> _Supplied material_:
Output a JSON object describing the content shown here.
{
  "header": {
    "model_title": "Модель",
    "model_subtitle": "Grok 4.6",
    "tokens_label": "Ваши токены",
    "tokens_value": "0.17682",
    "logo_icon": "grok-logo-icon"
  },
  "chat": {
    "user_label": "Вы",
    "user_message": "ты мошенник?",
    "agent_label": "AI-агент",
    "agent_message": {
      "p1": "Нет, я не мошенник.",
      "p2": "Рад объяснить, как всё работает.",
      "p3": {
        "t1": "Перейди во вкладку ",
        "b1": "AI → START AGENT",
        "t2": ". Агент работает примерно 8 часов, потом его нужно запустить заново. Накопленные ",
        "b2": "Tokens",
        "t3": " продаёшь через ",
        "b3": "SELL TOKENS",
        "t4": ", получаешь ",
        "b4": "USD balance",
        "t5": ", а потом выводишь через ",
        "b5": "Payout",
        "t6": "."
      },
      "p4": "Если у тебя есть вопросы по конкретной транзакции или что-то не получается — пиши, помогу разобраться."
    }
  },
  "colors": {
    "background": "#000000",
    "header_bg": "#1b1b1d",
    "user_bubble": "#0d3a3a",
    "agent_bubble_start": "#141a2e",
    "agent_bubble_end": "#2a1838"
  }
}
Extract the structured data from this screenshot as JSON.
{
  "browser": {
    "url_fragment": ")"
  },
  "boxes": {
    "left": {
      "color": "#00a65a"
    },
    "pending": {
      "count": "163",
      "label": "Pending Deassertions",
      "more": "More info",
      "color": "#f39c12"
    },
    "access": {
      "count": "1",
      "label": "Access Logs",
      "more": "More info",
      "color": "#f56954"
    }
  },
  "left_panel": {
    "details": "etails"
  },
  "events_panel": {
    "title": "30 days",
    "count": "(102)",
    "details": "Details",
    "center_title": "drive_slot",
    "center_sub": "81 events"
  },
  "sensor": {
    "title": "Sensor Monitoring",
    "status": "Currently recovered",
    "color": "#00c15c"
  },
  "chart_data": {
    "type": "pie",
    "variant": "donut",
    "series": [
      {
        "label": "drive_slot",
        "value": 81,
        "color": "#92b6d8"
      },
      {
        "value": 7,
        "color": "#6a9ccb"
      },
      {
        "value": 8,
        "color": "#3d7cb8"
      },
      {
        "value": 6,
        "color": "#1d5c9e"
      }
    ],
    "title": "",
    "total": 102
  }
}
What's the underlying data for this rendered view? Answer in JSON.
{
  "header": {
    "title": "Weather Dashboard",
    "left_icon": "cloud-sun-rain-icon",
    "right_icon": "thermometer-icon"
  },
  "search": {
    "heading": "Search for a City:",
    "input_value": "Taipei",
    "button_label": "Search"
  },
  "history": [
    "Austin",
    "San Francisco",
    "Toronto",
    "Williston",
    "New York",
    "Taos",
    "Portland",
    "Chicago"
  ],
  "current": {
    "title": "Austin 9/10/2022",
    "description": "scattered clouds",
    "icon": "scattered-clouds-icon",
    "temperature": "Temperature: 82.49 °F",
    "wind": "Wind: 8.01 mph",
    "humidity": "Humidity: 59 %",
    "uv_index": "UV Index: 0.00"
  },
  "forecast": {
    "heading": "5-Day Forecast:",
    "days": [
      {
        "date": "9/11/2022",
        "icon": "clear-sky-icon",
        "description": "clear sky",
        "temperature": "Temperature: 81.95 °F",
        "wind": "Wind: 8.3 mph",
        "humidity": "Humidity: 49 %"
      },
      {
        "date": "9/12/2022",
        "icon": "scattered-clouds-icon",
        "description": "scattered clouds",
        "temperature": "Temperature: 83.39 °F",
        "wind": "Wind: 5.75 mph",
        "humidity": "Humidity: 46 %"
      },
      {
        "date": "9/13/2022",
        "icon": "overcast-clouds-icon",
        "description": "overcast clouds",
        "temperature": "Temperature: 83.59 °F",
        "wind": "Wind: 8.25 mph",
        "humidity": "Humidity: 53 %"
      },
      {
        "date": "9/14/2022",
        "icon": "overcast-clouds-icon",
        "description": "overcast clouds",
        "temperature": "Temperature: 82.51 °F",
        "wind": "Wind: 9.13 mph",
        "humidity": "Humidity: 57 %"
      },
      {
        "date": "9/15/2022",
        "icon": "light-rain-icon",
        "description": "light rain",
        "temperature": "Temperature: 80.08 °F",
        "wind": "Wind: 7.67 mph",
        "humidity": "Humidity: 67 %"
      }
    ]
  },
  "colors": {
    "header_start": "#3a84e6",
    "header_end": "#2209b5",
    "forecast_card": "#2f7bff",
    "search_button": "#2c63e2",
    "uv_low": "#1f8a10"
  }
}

> _Aim_: The entries above must be returned exactly.

> _Expected answer_:
Output a JSON object describing the content shown here.
{
  "header": {
    "model_title": "Модель",
    "model_subtitle": "Grok 4.6",
    "tokens_label": "Ваши токены",
    "tokens_value": "0.17682",
    "logo_icon": "grok-logo-icon"
  },
  "chat": {
    "user_label": "Вы",
    "user_message": "ты мошенник?",
    "agent_label": "AI-агент",
    "agent_message": {
      "p1": "Нет, я не мошенник.",
      "p2": "Рад объяснить, как всё работает.",
      "p3": {
        "t1": "Перейди во вкладку ",
        "b1": "AI → START AGENT",
        "t2": ". Агент работает примерно 8 часов, потом его нужно запустить заново. Накопленные ",
        "b2": "Tokens",
        "t3": " продаёшь через ",
        "b3": "SELL TOKENS",
        "t4": ", получаешь ",
        "b4": "USD balance",
        "t5": ", а потом выводишь через ",
        "b5": "Payout",
        "t6": "."
      },
      "p4": "Если у тебя есть вопросы по конкретной транзакции или что-то не получается — пиши, помогу разобраться."
    }
  },
  "colors": {
    "background": "#000000",
    "header_bg": "#1b1b1d",
    "user_bubble": "#0d3a3a",
    "agent_bubble_start": "#141a2e",
    "agent_bubble_end": "#2a1838"
  }
}
Extract the structured data from this screenshot as JSON.
{
  "browser": {
    "url_fragment": ")"
  },
  "boxes": {
    "left": {
      "color": "#00a65a"
    },
    "pending": {
      "count": "163",
      "label": "Pending Deassertions",
      "more": "More info",
      "color": "#f39c12"
    },
    "access": {
      "count": "1",
      "label": "Access Logs",
      "more": "More info",
      "color": "#f56954"
    }
  },
  "left_panel": {
    "details": "etails"
  },
  "events_panel": {
    "title": "30 days",
    "count": "(102)",
    "details": "Details",
    "center_title": "drive_slot",
    "center_sub": "81 events"
  },
  "sensor": {
    "title": "Sensor Monitoring",
    "status": "Currently recovered",
    "color": "#00c15c"
  },
  "chart_data": {
    "type": "pie",
    "variant": "donut",
    "series": [
      {
        "label": "drive_slot",
        "value": 81,
        "color": "#92b6d8"
      },
      {
        "value": 7,
        "color": "#6a9ccb"
      },
      {
        "value": 8,
        "color": "#3d7cb8"
      },
      {
        "value": 6,
        "color": "#1d5c9e"
      }
    ],
    "title": "",
    "total": 102
  }
}
What's the underlying data for this rendered view? Answer in JSON.
{
  "header": {
    "title": "Weather Dashboard",
    "left_icon": "cloud-sun-rain-icon",
    "right_icon": "thermometer-icon"
  },
  "search": {
    "heading": "Search for a City:",
    "input_value": "Taipei",
    "button_label": "Search"
  },
  "history": [
    "Austin",
    "San Francisco",
    "Toronto",
    "Williston",
    "New York",
    "Taos",
    "Portland",
    "Chicago"
  ],
  "current": {
    "title": "Austin 9/10/2022",
    "description": "scattered clouds",
    "icon": "scattered-clouds-icon",
    "temperature": "Temperature: 82.49 °F",
    "wind": "Wind: 8.01 mph",
    "humidity": "Humidity: 59 %",
    "uv_index": "UV Index: 0.00"
  },
  "forecast": {
    "heading": "5-Day Forecast:",
    "days": [
      {
        "date": "9/11/2022",
        "icon": "clear-sky-icon",
        "description": "clear sky",
        "temperature": "Temperature: 81.95 °F",
        "wind": "Wind: 8.3 mph",
        "humidity": "Humidity: 49 %"
      },
      {
        "date": "9/12/2022",
        "icon": "scattered-clouds-icon",
        "description": "scattered clouds",
        "temperature": "Temperature: 83.39 °F",
        "wind": "Wind: 5.75 mph",
        "humidity": "Humidity: 46 %"
      },
      {
        "date": "9/13/2022",
        "icon": "overcast-clouds-icon",
        "description": "overcast clouds",
        "temperature": "Temperature: 83.59 °F",
        "wind": "Wind: 8.25 mph",
        "humidity": "Humidity: 53 %"
      },
      {
        "date": "9/14/2022",
        "icon": "overcast-clouds-icon",
        "description": "overcast clouds",
        "temperature": "Temperature: 82.51 °F",
        "wind": "Wind: 9.13 mph",
        "humidity": "Humidity: 57 %"
      },
      {
        "date": "9/15/2022",
        "icon": "light-rain-icon",
        "description": "light rain",
        "temperature": "Temperature: 80.08 °F",
        "wind": "Wind: 7.67 mph",
        "humidity": "Humidity: 67 %"
      }
    ]
  },
  "colors": {
    "header_start": "#3a84e6",
    "header_end": "#2209b5",
    "forecast_card": "#2f7bff",
    "search_button": "#2c63e2",
    "uv_low": "#1f8a10"
  }
}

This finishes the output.